### PROBLEM TO SOLVE
Pull every line of the entries that has the word "vicdanı".

### TASK DATA
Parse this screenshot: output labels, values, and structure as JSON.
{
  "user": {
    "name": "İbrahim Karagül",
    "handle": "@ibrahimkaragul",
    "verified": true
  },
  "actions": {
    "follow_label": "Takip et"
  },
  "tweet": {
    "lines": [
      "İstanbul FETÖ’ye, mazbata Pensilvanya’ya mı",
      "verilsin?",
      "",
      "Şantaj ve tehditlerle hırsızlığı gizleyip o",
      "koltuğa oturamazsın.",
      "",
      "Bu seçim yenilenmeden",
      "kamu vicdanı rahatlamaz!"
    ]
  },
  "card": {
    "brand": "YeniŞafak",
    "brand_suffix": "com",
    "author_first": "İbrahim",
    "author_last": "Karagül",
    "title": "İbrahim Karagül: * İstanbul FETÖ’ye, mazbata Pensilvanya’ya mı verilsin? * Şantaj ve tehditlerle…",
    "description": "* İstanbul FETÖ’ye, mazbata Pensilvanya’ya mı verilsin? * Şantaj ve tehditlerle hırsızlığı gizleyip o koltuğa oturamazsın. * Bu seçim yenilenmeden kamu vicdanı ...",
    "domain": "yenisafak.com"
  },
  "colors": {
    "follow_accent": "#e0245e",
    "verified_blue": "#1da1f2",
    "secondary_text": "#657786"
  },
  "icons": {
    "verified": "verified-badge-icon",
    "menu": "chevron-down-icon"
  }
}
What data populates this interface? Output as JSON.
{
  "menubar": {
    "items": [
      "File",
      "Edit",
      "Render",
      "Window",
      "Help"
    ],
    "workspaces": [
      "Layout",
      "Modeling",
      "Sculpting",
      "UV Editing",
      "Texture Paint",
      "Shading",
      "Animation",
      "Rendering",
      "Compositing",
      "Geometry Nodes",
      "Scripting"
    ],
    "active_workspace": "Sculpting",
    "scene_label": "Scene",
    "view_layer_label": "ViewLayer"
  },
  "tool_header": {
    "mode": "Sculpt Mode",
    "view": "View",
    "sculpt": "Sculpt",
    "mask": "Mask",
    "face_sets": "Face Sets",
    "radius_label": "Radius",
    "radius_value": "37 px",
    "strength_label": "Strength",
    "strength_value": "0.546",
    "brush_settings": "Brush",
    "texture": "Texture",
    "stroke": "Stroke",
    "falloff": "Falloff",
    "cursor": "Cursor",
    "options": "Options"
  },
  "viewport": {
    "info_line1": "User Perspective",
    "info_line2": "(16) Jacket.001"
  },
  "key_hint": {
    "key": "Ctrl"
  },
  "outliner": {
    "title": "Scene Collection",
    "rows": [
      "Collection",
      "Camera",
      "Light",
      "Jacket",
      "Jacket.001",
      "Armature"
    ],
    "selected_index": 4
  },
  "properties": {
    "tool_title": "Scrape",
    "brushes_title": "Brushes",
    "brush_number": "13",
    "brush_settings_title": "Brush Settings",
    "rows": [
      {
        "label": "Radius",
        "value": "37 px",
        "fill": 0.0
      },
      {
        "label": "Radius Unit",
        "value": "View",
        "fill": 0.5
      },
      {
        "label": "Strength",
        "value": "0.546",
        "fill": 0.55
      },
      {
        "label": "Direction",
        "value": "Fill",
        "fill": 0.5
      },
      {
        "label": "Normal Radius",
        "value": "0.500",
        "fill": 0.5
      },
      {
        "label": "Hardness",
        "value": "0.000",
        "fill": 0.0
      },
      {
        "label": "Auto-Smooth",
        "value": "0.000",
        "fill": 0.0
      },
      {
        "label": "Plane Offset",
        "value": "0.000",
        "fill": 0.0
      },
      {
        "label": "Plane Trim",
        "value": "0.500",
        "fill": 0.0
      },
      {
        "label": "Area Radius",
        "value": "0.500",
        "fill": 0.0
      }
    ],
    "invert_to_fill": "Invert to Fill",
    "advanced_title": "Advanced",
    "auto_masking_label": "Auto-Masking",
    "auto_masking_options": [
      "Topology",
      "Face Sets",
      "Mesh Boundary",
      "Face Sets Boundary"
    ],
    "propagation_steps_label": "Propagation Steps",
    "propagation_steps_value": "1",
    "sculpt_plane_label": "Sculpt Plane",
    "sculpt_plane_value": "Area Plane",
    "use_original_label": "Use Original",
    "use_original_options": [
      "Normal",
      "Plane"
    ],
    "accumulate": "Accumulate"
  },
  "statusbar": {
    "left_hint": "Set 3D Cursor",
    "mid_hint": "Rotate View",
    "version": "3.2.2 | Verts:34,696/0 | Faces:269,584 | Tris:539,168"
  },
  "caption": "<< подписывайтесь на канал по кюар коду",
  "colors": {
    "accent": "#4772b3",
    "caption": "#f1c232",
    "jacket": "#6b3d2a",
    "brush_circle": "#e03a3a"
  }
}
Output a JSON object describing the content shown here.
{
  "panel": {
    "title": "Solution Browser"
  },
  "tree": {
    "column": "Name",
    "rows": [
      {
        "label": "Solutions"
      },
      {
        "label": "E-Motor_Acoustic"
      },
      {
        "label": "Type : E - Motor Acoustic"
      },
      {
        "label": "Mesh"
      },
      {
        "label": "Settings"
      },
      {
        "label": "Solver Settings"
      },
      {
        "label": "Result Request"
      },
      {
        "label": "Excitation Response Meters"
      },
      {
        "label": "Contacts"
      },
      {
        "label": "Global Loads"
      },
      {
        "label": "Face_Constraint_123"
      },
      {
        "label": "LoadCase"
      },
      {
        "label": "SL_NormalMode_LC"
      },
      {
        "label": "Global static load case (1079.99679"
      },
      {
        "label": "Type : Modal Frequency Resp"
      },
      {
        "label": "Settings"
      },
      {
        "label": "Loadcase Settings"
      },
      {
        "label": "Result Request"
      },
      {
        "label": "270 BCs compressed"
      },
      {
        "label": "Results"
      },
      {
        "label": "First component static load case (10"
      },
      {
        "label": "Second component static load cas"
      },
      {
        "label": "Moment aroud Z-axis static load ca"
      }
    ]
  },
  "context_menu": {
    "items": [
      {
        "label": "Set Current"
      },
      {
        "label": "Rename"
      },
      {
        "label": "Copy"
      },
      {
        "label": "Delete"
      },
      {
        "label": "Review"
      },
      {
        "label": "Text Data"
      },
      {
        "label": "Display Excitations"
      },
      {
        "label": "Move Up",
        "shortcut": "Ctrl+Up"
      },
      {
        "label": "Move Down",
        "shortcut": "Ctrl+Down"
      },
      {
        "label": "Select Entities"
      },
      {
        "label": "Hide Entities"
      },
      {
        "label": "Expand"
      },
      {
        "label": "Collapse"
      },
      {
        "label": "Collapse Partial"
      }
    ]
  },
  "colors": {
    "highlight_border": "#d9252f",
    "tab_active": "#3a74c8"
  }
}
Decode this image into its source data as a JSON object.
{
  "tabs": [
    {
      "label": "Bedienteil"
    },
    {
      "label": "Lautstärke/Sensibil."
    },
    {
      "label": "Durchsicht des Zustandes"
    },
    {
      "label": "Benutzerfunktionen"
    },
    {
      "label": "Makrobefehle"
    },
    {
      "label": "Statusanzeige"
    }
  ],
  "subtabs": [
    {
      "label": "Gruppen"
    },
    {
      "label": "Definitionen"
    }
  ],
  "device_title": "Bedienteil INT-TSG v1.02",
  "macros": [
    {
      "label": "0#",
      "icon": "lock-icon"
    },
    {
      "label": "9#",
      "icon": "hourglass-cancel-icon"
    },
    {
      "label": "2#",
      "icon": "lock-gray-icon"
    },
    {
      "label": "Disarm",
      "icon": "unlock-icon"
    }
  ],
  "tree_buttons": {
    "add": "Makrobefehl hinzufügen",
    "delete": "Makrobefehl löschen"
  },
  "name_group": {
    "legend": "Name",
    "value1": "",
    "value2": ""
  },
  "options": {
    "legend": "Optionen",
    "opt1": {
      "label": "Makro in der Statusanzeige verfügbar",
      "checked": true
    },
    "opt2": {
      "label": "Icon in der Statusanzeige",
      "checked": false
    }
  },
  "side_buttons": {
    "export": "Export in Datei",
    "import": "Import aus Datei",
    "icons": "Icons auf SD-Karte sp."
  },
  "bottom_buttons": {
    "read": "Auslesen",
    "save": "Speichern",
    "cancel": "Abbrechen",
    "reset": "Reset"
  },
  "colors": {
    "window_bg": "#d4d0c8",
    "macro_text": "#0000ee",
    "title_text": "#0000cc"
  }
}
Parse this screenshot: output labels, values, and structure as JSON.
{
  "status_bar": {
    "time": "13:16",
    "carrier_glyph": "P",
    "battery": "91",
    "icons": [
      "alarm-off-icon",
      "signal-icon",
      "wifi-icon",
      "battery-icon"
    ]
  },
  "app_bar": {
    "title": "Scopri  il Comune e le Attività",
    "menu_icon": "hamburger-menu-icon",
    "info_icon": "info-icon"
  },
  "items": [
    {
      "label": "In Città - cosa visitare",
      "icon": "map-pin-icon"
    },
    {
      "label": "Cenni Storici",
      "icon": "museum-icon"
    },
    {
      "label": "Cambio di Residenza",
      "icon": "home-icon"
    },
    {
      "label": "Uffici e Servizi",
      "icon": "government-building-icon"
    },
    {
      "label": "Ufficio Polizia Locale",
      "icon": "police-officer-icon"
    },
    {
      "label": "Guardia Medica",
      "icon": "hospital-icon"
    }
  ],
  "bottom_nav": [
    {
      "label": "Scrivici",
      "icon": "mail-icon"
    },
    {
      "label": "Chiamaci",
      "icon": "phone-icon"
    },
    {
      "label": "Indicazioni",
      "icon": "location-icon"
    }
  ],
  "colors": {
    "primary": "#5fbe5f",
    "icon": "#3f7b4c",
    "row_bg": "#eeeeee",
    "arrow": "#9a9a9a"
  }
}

### RESPONSE
      "kamu vicdanı rahatlamaz!"
    "description": "* İstanbul FETÖ’ye, mazbata Pensilvanya’ya mı verilsin? * Şantaj ve tehditlerle hırsızlığı gizleyip o koltuğa oturamazsın. * Bu seçim yenilenmeden kamu vicdanı ...",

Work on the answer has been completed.